§ DATA SUPPLIED

^^^^^^^^

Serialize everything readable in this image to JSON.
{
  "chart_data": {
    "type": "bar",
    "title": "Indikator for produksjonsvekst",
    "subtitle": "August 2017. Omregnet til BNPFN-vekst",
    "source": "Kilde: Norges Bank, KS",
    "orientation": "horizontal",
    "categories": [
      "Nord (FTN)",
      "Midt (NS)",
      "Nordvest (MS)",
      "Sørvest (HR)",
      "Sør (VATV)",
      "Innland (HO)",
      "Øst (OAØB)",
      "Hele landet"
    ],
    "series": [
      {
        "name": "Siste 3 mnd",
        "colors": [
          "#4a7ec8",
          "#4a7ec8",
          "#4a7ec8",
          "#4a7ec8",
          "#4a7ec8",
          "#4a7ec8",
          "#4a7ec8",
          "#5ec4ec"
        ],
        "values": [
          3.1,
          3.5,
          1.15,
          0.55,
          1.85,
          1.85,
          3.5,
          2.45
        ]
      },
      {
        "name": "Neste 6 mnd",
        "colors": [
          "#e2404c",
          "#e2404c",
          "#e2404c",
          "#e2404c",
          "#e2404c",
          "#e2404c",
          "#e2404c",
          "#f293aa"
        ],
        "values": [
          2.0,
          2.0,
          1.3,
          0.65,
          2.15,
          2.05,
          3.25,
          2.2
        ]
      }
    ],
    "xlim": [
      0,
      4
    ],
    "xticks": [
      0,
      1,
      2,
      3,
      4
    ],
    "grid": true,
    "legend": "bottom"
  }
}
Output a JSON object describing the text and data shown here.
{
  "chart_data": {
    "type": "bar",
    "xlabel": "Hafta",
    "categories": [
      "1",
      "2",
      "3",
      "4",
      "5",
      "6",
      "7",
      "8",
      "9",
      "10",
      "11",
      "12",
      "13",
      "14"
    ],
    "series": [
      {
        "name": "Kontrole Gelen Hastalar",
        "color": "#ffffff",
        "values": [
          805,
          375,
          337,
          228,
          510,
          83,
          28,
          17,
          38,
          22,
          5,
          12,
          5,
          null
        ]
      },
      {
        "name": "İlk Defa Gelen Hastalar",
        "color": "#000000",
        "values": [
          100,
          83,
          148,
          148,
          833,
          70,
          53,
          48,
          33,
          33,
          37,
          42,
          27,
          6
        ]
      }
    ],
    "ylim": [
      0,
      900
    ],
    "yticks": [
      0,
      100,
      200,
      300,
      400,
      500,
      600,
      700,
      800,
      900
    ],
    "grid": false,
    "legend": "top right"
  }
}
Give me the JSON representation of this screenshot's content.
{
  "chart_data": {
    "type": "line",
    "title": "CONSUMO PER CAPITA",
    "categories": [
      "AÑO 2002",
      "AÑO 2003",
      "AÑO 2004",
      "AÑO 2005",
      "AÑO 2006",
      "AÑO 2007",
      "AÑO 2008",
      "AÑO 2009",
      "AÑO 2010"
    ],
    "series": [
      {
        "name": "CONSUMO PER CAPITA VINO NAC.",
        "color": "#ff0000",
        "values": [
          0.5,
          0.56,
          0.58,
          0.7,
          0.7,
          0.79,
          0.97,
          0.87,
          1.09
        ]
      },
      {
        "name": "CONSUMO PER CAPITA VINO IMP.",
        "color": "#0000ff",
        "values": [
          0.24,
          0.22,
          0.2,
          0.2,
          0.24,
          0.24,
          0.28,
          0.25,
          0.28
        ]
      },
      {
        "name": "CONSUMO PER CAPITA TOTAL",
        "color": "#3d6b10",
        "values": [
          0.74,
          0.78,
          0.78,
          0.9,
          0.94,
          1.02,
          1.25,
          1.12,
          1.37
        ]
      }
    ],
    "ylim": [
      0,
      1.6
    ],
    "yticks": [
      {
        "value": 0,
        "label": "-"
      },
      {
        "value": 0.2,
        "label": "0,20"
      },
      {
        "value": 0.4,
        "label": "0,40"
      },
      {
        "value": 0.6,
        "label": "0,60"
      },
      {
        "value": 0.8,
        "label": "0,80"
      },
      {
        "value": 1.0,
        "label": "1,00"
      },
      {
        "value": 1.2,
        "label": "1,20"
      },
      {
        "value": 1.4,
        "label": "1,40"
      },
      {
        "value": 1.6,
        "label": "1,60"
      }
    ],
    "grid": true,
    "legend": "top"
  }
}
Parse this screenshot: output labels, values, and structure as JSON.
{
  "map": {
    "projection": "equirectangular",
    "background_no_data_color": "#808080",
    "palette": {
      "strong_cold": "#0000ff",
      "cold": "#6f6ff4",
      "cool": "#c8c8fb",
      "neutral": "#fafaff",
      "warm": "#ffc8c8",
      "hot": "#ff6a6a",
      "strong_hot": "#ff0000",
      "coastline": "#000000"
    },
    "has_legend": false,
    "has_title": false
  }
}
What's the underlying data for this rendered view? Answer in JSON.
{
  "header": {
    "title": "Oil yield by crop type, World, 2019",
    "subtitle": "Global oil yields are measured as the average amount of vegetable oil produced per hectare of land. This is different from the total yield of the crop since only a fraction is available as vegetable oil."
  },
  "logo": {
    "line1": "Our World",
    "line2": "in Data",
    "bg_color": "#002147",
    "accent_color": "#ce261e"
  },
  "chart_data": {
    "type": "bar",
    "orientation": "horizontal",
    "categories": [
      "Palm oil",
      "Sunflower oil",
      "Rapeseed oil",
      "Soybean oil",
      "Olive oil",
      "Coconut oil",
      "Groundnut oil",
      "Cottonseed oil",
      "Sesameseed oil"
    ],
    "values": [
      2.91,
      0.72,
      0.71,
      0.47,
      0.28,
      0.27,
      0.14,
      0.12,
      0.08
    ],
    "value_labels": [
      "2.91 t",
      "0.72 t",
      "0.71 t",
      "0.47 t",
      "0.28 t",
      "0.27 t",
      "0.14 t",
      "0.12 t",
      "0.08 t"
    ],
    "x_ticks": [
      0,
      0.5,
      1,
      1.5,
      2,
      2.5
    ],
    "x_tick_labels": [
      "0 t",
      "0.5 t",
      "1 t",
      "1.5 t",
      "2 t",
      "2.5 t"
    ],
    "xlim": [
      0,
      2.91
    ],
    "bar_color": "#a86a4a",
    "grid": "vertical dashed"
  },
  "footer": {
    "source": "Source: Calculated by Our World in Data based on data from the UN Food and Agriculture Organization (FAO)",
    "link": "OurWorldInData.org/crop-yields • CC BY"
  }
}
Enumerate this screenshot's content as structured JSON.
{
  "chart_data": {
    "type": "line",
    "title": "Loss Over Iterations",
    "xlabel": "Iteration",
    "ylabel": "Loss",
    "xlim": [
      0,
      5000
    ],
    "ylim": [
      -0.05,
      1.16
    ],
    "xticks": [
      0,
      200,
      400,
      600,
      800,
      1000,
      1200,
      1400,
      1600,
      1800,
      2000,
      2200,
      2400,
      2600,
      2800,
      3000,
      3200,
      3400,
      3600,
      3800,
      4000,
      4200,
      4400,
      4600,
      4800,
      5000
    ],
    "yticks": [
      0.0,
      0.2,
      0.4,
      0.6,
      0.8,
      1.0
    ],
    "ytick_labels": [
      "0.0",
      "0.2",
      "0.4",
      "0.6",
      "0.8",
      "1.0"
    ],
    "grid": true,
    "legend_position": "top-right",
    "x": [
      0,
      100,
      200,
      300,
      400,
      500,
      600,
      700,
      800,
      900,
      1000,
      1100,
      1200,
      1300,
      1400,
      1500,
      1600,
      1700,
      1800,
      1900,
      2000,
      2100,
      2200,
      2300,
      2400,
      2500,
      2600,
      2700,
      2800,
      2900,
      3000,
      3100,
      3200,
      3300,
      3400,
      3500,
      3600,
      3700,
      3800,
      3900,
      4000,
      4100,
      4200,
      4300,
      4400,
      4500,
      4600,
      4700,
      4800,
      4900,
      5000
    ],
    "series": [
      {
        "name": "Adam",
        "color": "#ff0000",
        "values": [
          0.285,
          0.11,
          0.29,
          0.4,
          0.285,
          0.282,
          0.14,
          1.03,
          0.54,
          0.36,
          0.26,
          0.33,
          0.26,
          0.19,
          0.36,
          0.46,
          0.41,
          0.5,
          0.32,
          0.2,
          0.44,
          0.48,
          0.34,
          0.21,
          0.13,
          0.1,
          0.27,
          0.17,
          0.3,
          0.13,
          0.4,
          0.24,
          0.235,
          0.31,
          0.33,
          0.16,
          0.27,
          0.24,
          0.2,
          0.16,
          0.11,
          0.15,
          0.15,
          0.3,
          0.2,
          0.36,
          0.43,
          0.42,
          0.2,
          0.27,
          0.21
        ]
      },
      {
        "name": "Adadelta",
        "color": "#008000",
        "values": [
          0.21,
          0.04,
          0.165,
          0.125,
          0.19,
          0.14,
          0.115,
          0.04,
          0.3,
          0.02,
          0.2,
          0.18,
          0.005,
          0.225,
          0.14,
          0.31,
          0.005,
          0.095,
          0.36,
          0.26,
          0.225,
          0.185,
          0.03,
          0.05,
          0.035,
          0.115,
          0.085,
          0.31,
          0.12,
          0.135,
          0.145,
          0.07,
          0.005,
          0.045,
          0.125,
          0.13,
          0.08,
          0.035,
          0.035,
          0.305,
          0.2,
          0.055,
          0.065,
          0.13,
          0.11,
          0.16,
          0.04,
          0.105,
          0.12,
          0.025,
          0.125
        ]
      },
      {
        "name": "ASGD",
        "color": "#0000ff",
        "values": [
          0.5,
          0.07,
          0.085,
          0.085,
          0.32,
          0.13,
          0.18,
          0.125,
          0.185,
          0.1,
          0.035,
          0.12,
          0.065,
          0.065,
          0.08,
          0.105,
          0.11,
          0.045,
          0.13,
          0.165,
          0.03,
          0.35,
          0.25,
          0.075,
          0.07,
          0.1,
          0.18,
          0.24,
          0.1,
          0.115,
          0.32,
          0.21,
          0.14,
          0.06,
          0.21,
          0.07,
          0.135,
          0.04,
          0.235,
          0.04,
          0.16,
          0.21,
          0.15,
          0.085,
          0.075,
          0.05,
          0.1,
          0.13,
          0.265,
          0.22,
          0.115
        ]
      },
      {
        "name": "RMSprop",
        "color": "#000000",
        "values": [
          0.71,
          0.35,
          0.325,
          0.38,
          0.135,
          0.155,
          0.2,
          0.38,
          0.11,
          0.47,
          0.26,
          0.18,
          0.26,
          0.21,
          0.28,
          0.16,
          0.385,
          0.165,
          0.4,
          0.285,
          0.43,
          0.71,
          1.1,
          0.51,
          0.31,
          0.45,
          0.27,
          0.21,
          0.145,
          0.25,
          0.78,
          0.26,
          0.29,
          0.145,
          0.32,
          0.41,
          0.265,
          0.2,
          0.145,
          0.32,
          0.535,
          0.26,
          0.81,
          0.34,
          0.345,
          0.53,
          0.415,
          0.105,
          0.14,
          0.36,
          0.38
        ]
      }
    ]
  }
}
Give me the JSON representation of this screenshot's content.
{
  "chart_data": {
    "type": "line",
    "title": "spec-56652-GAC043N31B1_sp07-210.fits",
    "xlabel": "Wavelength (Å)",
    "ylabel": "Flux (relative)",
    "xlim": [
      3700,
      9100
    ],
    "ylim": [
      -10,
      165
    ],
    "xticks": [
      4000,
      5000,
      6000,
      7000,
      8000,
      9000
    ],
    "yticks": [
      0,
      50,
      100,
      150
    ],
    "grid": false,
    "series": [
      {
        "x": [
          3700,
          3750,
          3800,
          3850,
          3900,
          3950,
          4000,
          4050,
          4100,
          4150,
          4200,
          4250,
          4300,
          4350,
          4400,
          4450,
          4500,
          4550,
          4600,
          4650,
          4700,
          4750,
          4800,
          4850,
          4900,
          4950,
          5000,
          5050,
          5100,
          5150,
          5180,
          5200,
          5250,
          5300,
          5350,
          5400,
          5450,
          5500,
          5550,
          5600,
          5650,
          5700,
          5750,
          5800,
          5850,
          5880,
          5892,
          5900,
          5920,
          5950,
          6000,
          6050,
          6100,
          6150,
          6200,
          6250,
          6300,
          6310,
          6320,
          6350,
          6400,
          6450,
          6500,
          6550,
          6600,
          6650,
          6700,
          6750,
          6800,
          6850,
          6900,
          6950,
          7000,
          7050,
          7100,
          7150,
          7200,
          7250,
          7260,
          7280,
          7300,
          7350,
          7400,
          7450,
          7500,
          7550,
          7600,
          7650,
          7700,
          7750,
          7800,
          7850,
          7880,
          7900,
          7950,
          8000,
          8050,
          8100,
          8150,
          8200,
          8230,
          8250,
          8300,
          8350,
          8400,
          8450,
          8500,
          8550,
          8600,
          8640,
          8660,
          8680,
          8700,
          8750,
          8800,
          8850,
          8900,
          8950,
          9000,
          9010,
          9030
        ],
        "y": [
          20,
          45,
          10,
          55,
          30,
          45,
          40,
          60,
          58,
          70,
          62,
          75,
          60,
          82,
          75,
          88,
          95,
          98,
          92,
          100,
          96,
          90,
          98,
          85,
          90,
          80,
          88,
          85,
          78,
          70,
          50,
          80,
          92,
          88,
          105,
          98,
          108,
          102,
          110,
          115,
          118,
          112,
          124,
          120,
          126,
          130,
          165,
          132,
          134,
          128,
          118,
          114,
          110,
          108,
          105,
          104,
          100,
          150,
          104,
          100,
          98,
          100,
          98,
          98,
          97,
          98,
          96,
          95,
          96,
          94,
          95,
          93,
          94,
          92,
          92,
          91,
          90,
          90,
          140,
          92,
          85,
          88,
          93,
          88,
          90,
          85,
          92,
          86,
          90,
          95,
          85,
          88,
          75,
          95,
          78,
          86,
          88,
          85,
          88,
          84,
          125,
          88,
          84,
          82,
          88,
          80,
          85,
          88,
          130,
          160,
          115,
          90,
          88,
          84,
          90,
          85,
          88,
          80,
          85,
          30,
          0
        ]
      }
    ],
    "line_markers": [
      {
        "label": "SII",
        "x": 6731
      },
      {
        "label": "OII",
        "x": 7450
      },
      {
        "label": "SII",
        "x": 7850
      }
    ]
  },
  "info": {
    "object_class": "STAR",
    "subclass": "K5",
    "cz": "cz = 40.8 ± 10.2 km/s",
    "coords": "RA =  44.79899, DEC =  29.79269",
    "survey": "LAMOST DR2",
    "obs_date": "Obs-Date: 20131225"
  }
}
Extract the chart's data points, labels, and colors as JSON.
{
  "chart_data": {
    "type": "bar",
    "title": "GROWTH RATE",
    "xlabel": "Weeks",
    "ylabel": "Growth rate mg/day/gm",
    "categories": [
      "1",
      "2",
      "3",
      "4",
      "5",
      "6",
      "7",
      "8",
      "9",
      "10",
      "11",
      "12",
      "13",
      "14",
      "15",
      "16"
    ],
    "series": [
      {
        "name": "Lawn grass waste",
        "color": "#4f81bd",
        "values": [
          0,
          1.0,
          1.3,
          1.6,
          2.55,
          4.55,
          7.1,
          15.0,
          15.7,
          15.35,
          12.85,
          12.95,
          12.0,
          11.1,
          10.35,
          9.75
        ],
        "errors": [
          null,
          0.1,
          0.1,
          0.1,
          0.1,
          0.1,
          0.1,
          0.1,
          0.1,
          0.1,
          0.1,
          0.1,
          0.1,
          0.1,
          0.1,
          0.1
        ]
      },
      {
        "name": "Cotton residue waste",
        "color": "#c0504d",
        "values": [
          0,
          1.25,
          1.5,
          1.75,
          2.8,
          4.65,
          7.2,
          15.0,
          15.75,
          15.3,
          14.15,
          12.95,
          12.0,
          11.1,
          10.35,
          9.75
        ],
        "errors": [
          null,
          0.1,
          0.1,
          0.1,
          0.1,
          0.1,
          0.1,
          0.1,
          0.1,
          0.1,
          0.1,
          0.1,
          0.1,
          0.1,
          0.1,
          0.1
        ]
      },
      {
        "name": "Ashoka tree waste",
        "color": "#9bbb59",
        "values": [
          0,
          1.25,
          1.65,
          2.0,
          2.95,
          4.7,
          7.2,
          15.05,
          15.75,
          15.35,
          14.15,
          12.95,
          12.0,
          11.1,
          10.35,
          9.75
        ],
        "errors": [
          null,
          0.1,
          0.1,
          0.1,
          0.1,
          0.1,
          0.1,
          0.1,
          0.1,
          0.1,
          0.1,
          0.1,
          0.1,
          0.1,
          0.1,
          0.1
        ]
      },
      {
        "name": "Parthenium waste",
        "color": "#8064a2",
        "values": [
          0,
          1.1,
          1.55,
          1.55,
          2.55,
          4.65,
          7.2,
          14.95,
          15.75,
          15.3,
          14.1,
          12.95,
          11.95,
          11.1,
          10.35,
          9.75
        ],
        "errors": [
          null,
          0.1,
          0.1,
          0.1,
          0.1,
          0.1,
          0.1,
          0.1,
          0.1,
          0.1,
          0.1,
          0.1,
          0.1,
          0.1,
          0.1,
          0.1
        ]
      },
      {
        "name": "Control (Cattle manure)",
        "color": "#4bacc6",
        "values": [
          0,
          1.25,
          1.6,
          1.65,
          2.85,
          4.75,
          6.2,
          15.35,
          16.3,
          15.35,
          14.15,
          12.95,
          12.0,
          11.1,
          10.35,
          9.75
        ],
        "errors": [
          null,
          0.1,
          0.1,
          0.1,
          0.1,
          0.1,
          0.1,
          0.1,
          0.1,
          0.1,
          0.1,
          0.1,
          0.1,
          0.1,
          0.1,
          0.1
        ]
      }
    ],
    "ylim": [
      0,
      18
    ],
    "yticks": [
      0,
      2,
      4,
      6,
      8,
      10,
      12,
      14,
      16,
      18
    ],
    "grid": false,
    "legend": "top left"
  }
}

^^^^^^^^

§ INSTRUCTIONS FOR THE TASK
Look through the listing above. Pick out each line with "subtitle" and copy it.

§ CORRECT RESPONSE
    "subtitle": "August 2017. Omregnet til BNPFN-vekst",
    "subtitle": "Global oil yields are measured as the average amount of vegetable oil produced per hectare of land. This is different from the total yield of the crop since only a fraction is available as vegetable oil."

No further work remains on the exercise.